• **SUPPLIED ENTRIES**
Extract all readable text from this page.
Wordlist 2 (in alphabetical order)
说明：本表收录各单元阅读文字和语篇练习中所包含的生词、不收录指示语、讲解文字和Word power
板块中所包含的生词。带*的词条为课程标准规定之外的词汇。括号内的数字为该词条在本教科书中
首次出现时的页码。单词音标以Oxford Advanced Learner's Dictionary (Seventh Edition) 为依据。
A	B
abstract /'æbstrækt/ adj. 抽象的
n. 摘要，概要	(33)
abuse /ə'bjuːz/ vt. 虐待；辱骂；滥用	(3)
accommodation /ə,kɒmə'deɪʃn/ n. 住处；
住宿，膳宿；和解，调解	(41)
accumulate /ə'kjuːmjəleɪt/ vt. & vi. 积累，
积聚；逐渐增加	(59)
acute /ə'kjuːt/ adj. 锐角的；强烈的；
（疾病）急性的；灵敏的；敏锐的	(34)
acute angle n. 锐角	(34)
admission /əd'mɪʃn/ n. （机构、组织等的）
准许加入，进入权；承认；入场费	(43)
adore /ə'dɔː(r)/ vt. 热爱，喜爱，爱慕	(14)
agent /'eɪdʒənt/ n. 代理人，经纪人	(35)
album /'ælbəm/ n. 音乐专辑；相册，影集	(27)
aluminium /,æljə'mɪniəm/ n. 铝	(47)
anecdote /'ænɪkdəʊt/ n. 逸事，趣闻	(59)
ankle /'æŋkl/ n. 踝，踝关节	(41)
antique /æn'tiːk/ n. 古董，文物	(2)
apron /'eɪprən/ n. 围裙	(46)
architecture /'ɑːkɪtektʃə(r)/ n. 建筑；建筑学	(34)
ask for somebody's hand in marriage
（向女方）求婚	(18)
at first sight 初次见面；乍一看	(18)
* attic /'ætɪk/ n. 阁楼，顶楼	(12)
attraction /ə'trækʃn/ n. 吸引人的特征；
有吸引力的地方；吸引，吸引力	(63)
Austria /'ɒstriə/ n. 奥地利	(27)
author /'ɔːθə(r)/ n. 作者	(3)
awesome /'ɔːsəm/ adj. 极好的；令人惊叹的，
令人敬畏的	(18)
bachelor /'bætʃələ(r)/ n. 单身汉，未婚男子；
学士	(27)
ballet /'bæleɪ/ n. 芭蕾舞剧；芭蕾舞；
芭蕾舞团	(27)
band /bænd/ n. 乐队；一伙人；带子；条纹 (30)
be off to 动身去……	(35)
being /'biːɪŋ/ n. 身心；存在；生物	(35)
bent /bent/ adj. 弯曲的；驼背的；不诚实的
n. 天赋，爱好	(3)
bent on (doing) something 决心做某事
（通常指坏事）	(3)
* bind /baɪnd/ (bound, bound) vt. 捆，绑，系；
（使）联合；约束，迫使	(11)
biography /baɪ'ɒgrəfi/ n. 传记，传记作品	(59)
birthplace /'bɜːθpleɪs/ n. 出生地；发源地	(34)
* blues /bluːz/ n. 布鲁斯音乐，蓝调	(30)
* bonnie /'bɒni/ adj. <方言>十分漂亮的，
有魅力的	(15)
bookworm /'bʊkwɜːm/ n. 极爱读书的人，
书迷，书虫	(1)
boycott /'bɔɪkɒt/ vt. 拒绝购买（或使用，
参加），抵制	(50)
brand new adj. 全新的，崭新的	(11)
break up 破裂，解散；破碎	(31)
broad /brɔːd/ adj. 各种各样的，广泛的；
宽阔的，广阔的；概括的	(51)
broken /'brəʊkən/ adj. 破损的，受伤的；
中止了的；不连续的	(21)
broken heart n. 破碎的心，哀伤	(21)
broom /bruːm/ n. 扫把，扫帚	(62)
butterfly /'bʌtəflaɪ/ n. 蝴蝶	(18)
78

• **WRITTEN EXERCISE**
Output the lines above verbatim and in full.

• **EXERCISE SOLUTION**
Extract all readable text from this page.
Wordlist 2 (in alphabetical order)
说明：本表收录各单元阅读文字和语篇练习中所包含的生词、不收录指示语、讲解文字和Word power
板块中所包含的生词。带*的词条为课程标准规定之外的词汇。括号内的数字为该词条在本教科书中
首次出现时的页码。单词音标以Oxford Advanced Learner's Dictionary (Seventh Edition) 为依据。
A	B
abstract /'æbstrækt/ adj. 抽象的
n. 摘要，概要	(33)
abuse /ə'bjuːz/ vt. 虐待；辱骂；滥用	(3)
accommodation /ə,kɒmə'deɪʃn/ n. 住处；
住宿，膳宿；和解，调解	(41)
accumulate /ə'kjuːmjəleɪt/ vt. & vi. 积累，
积聚；逐渐增加	(59)
acute /ə'kjuːt/ adj. 锐角的；强烈的；
（疾病）急性的；灵敏的；敏锐的	(34)
acute angle n. 锐角	(34)
admission /əd'mɪʃn/ n. （机构、组织等的）
准许加入，进入权；承认；入场费	(43)
adore /ə'dɔː(r)/ vt. 热爱，喜爱，爱慕	(14)
agent /'eɪdʒənt/ n. 代理人，经纪人	(35)
album /'ælbəm/ n. 音乐专辑；相册，影集	(27)
aluminium /,æljə'mɪniəm/ n. 铝	(47)
anecdote /'ænɪkdəʊt/ n. 逸事，趣闻	(59)
ankle /'æŋkl/ n. 踝，踝关节	(41)
antique /æn'tiːk/ n. 古董，文物	(2)
apron /'eɪprən/ n. 围裙	(46)
architecture /'ɑːkɪtektʃə(r)/ n. 建筑；建筑学	(34)
ask for somebody's hand in marriage
（向女方）求婚	(18)
at first sight 初次见面；乍一看	(18)
* attic /'ætɪk/ n. 阁楼，顶楼	(12)
attraction /ə'trækʃn/ n. 吸引人的特征；
有吸引力的地方；吸引，吸引力	(63)
Austria /'ɒstriə/ n. 奥地利	(27)
author /'ɔːθə(r)/ n. 作者	(3)
awesome /'ɔːsəm/ adj. 极好的；令人惊叹的，
令人敬畏的	(18)
bachelor /'bætʃələ(r)/ n. 单身汉，未婚男子；
学士	(27)
ballet /'bæleɪ/ n. 芭蕾舞剧；芭蕾舞；
芭蕾舞团	(27)
band /bænd/ n. 乐队；一伙人；带子；条纹 (30)
be off to 动身去……	(35)
being /'biːɪŋ/ n. 身心；存在；生物	(35)
bent /bent/ adj. 弯曲的；驼背的；不诚实的
n. 天赋，爱好	(3)
bent on (doing) something 决心做某事
（通常指坏事）	(3)
* bind /baɪnd/ (bound, bound) vt. 捆，绑，系；
（使）联合；约束，迫使	(11)
biography /baɪ'ɒgrəfi/ n. 传记，传记作品	(59)
birthplace /'bɜːθpleɪs/ n. 出生地；发源地	(34)
* blues /bluːz/ n. 布鲁斯音乐，蓝调	(30)
* bonnie /'bɒni/ adj. <方言>十分漂亮的，
有魅力的	(15)
bookworm /'bʊkwɜːm/ n. 极爱读书的人，
书迷，书虫	(1)
boycott /'bɔɪkɒt/ vt. 拒绝购买（或使用，
参加），抵制	(50)
brand new adj. 全新的，崭新的	(11)
break up 破裂，解散；破碎	(31)
broad /brɔːd/ adj. 各种各样的，广泛的；
宽阔的，广阔的；概括的	(51)
broken /'brəʊkən/ adj. 破损的，受伤的；
中止了的；不连续的	(21)
broken heart n. 破碎的心，哀伤	(21)
broom /bruːm/ n. 扫把，扫帚	(62)
butterfly /'bʌtəflaɪ/ n. 蝴蝶	(18)
78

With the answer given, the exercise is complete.